▸ **WHAT THE TASK ASKS**
Reproduce the data below in full and exclude every picture.

▸ **DATA IN THIS EXERCISE**
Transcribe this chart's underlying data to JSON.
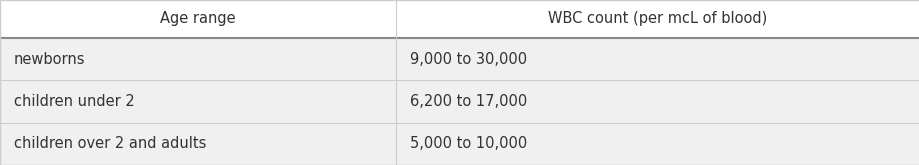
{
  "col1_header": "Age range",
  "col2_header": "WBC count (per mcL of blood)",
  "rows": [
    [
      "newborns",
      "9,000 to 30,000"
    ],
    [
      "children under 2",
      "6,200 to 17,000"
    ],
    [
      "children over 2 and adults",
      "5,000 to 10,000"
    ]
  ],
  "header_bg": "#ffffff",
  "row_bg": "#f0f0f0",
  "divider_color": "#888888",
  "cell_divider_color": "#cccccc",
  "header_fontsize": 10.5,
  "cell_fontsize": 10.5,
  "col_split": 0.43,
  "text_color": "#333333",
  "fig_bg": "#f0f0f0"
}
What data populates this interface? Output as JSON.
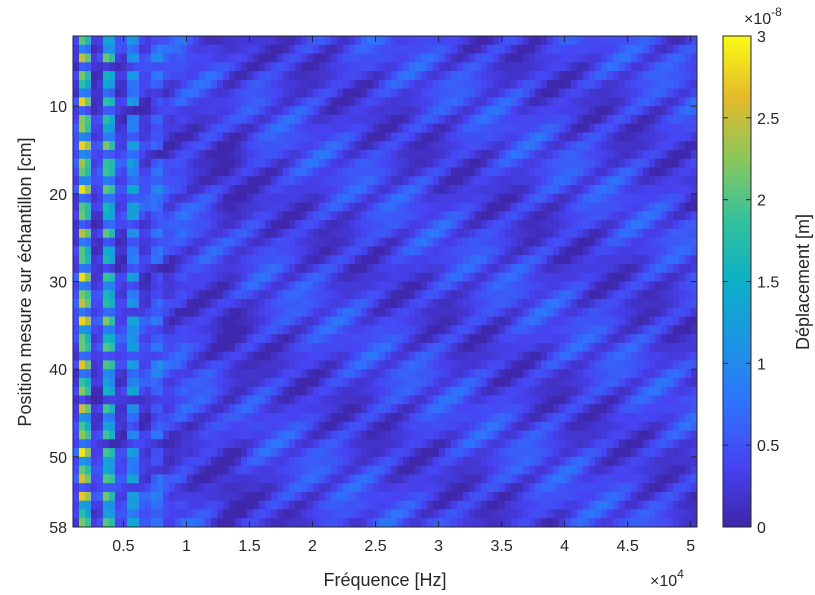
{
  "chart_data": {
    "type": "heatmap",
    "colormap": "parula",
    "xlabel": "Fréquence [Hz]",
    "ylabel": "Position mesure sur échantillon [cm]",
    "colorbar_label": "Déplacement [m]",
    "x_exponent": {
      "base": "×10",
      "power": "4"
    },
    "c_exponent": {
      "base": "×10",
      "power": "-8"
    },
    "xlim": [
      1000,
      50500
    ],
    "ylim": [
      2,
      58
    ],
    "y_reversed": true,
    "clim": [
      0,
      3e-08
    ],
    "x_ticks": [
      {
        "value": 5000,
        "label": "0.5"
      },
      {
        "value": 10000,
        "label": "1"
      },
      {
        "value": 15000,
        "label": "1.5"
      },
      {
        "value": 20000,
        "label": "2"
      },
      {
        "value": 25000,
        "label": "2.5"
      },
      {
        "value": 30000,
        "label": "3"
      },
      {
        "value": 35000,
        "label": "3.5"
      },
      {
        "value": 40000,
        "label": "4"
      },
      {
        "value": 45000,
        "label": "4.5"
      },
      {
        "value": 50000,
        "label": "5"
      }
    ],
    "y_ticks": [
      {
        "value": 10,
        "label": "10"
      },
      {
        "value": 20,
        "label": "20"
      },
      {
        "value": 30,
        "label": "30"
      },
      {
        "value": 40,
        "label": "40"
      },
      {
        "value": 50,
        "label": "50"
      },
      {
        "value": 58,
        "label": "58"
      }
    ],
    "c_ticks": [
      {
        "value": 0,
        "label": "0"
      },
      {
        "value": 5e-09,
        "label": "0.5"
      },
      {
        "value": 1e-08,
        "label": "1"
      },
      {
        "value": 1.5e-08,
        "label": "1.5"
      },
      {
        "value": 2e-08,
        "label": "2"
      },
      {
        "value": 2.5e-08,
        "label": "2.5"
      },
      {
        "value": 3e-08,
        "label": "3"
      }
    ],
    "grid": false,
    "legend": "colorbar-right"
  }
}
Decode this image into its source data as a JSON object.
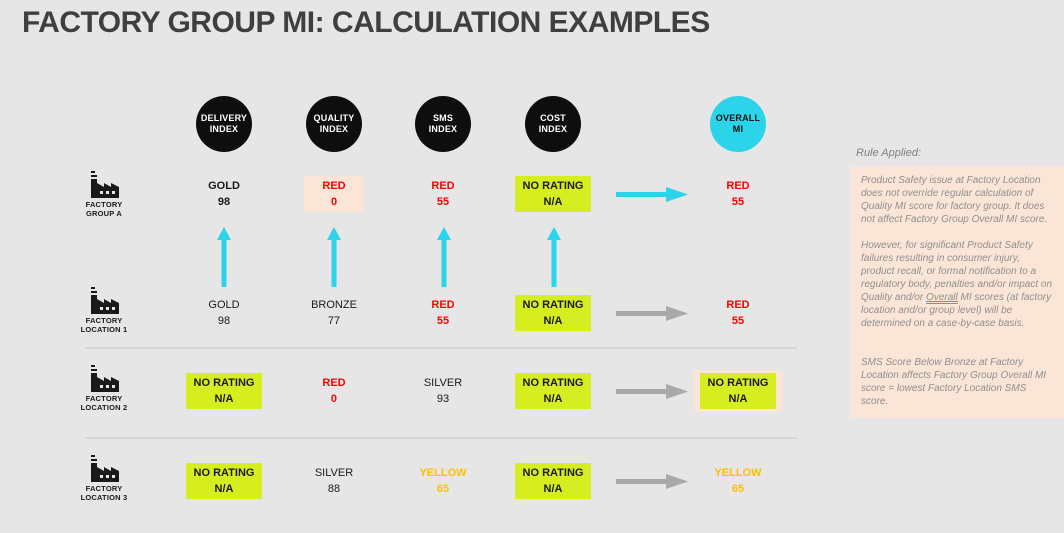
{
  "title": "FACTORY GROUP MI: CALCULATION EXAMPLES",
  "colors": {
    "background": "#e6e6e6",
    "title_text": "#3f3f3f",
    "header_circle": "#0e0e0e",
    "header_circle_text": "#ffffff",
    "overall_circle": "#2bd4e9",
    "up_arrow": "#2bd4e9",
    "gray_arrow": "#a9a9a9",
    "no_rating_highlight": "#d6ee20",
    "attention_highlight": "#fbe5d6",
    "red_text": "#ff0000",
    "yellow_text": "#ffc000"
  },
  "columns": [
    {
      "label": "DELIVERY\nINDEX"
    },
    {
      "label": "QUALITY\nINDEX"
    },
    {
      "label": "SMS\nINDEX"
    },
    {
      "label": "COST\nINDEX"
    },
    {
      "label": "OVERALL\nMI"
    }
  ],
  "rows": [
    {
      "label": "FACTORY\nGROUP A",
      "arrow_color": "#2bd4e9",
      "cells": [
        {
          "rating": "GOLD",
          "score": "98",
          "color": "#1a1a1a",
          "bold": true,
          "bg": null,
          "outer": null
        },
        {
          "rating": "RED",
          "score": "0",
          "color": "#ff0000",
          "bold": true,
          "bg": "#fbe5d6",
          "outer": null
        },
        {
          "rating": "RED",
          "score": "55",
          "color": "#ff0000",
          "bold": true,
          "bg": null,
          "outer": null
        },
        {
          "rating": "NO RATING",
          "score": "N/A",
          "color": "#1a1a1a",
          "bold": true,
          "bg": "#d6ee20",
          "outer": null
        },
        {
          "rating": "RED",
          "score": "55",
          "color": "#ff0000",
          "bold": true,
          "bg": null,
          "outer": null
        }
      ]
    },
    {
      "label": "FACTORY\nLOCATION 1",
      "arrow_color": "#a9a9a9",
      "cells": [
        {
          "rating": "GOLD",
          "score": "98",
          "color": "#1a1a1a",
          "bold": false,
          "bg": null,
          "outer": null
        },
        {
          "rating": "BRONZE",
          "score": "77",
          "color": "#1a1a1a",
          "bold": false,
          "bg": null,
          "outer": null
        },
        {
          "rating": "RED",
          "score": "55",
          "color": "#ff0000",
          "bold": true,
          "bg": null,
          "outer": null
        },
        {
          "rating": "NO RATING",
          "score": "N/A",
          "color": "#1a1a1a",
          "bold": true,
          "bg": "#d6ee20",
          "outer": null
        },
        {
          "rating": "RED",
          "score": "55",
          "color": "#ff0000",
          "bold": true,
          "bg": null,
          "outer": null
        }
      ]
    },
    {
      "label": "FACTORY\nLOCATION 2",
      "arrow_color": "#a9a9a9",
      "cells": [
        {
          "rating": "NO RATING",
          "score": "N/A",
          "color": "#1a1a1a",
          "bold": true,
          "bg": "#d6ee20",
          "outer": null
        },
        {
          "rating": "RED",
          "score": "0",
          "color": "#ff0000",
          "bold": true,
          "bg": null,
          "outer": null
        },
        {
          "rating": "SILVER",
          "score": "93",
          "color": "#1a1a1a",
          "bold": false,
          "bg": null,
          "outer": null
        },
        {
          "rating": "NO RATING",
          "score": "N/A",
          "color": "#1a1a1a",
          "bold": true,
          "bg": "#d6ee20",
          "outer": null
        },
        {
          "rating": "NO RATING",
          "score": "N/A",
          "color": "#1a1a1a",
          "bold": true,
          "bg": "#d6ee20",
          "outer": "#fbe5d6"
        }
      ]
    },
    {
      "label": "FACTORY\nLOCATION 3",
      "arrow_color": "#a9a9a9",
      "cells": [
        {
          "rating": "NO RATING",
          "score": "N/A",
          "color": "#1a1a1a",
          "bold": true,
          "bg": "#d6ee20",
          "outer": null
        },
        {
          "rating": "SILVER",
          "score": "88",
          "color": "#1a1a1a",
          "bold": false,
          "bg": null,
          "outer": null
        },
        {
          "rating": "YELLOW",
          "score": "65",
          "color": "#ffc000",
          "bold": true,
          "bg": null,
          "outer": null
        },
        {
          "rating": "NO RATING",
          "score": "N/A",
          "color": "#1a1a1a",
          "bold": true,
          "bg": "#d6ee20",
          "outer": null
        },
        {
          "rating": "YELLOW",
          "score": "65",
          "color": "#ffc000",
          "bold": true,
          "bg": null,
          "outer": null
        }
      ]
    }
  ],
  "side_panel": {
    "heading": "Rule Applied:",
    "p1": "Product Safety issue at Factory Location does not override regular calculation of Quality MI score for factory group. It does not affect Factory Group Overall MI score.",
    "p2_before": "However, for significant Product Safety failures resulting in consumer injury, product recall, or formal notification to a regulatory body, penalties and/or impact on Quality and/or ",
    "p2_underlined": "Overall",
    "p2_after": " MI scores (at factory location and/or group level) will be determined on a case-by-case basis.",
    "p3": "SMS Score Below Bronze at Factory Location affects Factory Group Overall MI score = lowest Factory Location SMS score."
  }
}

▸ **RESULT**
Transcribe this chart's underlying data to JSON.
{
  "col1_header": "Age range",
  "col2_header": "WBC count (per mcL of blood)",
  "rows": [
    [
      "newborns",
      "9,000 to 30,000"
    ],
    [
      "children under 2",
      "6,200 to 17,000"
    ],
    [
      "children over 2 and adults",
      "5,000 to 10,000"
    ]
  ],
  "header_bg": "#ffffff",
  "row_bg": "#f0f0f0",
  "divider_color": "#888888",
  "cell_divider_color": "#cccccc",
  "header_fontsize": 10.5,
  "cell_fontsize": 10.5,
  "col_split": 0.43,
  "text_color": "#333333",
  "fig_bg": "#f0f0f0"
}
What data populates this interface? Output as JSON.
{
  "chart_data": {
    "type": "heatmap",
    "colormap": "parula",
    "xlabel": "Fréquence [Hz]",
    "ylabel": "Position mesure sur échantillon [cm]",
    "colorbar_label": "Déplacement [m]",
    "x_exponent": {
      "base": "×10",
      "power": "4"
    },
    "c_exponent": {
      "base": "×10",
      "power": "-8"
    },
    "xlim": [
      1000,
      50500
    ],
    "ylim": [
      2,
      58
    ],
    "y_reversed": true,
    "clim": [
      0,
      3e-08
    ],
    "x_ticks": [
      {
        "value": 5000,
        "label": "0.5"
      },
      {
        "value": 10000,
        "label": "1"
      },
      {
        "value": 15000,
        "label": "1.5"
      },
      {
        "value": 20000,
        "label": "2"
      },
      {
        "value": 25000,
        "label": "2.5"
      },
      {
        "value": 30000,
        "label": "3"
      },
      {
        "value": 35000,
        "label": "3.5"
      },
      {
        "value": 40000,
        "label": "4"
      },
      {
        "value": 45000,
        "label": "4.5"
      },
      {
        "value": 50000,
        "label": "5"
      }
    ],
    "y_ticks": [
      {
        "value": 10,
        "label": "10"
      },
      {
        "value": 20,
        "label": "20"
      },
      {
        "value": 30,
        "label": "30"
      },
      {
        "value": 40,
        "label": "40"
      },
      {
        "value": 50,
        "label": "50"
      },
      {
        "value": 58,
        "label": "58"
      }
    ],
    "c_ticks": [
      {
        "value": 0,
        "label": "0"
      },
      {
        "value": 5e-09,
        "label": "0.5"
      },
      {
        "value": 1e-08,
        "label": "1"
      },
      {
        "value": 1.5e-08,
        "label": "1.5"
      },
      {
        "value": 2e-08,
        "label": "2"
      },
      {
        "value": 2.5e-08,
        "label": "2.5"
      },
      {
        "value": 3e-08,
        "label": "3"
      }
    ],
    "grid": false,
    "legend": "colorbar-right"
  }
}
Decode this image into its source data as a JSON object.
{
  "title": "FACTORY GROUP MI: CALCULATION EXAMPLES",
  "colors": {
    "background": "#e6e6e6",
    "title_text": "#3f3f3f",
    "header_circle": "#0e0e0e",
    "header_circle_text": "#ffffff",
    "overall_circle": "#2bd4e9",
    "up_arrow": "#2bd4e9",
    "gray_arrow": "#a9a9a9",
    "no_rating_highlight": "#d6ee20",
    "attention_highlight": "#fbe5d6",
    "red_text": "#ff0000",
    "yellow_text": "#ffc000"
  },
  "columns": [
    {
      "label": "DELIVERY\nINDEX"
    },
    {
      "label": "QUALITY\nINDEX"
    },
    {
      "label": "SMS\nINDEX"
    },
    {
      "label": "COST\nINDEX"
    },
    {
      "label": "OVERALL\nMI"
    }
  ],
  "rows": [
    {
      "label": "FACTORY\nGROUP A",
      "arrow_color": "#2bd4e9",
      "cells": [
        {
          "rating": "GOLD",
          "score": "98",
          "color": "#1a1a1a",
          "bold": true,
          "bg": null,
          "outer": null
        },
        {
          "rating": "RED",
          "score": "0",
          "color": "#ff0000",
          "bold": true,
          "bg": "#fbe5d6",
          "outer": null
        },
        {
          "rating": "RED",
          "score": "55",
          "color": "#ff0000",
          "bold": true,
          "bg": null,
          "outer": null
        },
        {
          "rating": "NO RATING",
          "score": "N/A",
          "color": "#1a1a1a",
          "bold": true,
          "bg": "#d6ee20",
          "outer": null
        },
        {
          "rating": "RED",
          "score": "55",
          "color": "#ff0000",
          "bold": true,
          "bg": null,
          "outer": null
        }
      ]
    },
    {
      "label": "FACTORY\nLOCATION 1",
      "arrow_color": "#a9a9a9",
      "cells": [
        {
          "rating": "GOLD",
          "score": "98",
          "color": "#1a1a1a",
          "bold": false,
          "bg": null,
          "outer": null
        },
        {
          "rating": "BRONZE",
          "score": "77",
          "color": "#1a1a1a",
          "bold": false,
          "bg": null,
          "outer": null
        },
        {
          "rating": "RED",
          "score": "55",
          "color": "#ff0000",
          "bold": true,
          "bg": null,
          "outer": null
        },
        {
          "rating": "NO RATING",
          "score": "N/A",
          "color": "#1a1a1a",
          "bold": true,
          "bg": "#d6ee20",
          "outer": null
        },
        {
          "rating": "RED",
          "score": "55",
          "color": "#ff0000",
          "bold": true,
          "bg": null,
          "outer": null
        }
      ]
    },
    {
      "label": "FACTORY\nLOCATION 2",
      "arrow_color": "#a9a9a9",
      "cells": [
        {
          "rating": "NO RATING",
          "score": "N/A",
          "color": "#1a1a1a",
          "bold": true,
          "bg": "#d6ee20",
          "outer": null
        },
        {
          "rating": "RED",
          "score": "0",
          "color": "#ff0000",
          "bold": true,
          "bg": null,
          "outer": null
        },
        {
          "rating": "SILVER",
          "score": "93",
          "color": "#1a1a1a",
          "bold": false,
          "bg": null,
          "outer": null
        },
        {
          "rating": "NO RATING",
          "score": "N/A",
          "color": "#1a1a1a",
          "bold": true,
          "bg": "#d6ee20",
          "outer": null
        },
        {
          "rating": "NO RATING",
          "score": "N/A",
          "color": "#1a1a1a",
          "bold": true,
          "bg": "#d6ee20",
          "outer": "#fbe5d6"
        }
      ]
    },
    {
      "label": "FACTORY\nLOCATION 3",
      "arrow_color": "#a9a9a9",
      "cells": [
        {
          "rating": "NO RATING",
          "score": "N/A",
          "color": "#1a1a1a",
          "bold": true,
          "bg": "#d6ee20",
          "outer": null
        },
        {
          "rating": "SILVER",
          "score": "88",
          "color": "#1a1a1a",
          "bold": false,
          "bg": null,
          "outer": null
        },
        {
          "rating": "YELLOW",
          "score": "65",
          "color": "#ffc000",
          "bold": true,
          "bg": null,
          "outer": null
        },
        {
          "rating": "NO RATING",
          "score": "N/A",
          "color": "#1a1a1a",
          "bold": true,
          "bg": "#d6ee20",
          "outer": null
        },
        {
          "rating": "YELLOW",
          "score": "65",
          "color": "#ffc000",
          "bold": true,
          "bg": null,
          "outer": null
        }
      ]
    }
  ],
  "side_panel": {
    "heading": "Rule Applied:",
    "p1": "Product Safety issue at Factory Location does not override regular calculation of Quality MI score for factory group. It does not affect Factory Group Overall MI score.",
    "p2_before": "However, for significant Product Safety failures resulting in consumer injury, product recall, or formal notification to a regulatory body, penalties and/or impact on Quality and/or ",
    "p2_underlined": "Overall",
    "p2_after": " MI scores (at factory location and/or group level) will be determined on a case-by-case basis.",
    "p3": "SMS Score Below Bronze at Factory Location affects Factory Group Overall MI score = lowest Factory Location SMS score."
  }
}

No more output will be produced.